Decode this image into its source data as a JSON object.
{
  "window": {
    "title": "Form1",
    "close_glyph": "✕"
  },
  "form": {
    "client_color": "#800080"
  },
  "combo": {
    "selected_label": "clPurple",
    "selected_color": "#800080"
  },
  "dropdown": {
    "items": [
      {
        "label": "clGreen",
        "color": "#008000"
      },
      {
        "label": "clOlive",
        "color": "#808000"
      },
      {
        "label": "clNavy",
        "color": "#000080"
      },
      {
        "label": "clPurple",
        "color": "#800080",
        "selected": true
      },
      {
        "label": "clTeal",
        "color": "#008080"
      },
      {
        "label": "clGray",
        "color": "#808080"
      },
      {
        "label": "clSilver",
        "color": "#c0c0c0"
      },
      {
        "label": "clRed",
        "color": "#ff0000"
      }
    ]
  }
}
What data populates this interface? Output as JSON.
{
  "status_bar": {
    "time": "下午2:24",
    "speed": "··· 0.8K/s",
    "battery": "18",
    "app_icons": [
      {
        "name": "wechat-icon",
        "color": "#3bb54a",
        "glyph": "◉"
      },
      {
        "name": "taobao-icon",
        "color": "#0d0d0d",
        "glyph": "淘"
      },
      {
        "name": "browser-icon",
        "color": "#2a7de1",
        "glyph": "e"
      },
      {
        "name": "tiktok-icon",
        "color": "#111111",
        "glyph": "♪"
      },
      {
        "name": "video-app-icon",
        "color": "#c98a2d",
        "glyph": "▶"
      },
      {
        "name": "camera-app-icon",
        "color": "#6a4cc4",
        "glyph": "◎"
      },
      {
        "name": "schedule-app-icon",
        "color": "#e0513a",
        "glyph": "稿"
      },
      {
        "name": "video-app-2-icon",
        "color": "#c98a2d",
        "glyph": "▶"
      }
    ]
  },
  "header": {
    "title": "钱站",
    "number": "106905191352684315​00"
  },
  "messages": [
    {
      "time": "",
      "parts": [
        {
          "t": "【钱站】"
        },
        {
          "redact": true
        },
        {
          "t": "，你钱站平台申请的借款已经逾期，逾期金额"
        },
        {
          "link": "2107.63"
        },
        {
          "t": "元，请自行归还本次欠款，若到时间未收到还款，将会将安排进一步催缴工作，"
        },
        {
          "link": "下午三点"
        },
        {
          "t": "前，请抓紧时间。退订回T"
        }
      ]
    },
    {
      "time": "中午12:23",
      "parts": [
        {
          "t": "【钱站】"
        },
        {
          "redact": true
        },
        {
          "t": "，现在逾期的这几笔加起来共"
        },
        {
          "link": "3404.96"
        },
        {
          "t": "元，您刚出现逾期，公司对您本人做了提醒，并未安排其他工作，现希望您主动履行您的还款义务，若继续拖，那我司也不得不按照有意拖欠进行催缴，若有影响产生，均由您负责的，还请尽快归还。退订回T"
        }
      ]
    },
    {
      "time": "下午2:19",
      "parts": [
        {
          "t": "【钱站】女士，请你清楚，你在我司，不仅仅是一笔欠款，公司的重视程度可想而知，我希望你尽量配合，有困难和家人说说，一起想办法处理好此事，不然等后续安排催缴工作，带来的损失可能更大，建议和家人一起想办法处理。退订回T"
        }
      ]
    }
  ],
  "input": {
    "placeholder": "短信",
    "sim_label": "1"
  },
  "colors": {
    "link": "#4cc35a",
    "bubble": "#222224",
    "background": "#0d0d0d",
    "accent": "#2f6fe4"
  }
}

.....

Copy out every line with the word "this".

Decode this image into its source data as a JSON object.
What data populates this interface? Output as JSON.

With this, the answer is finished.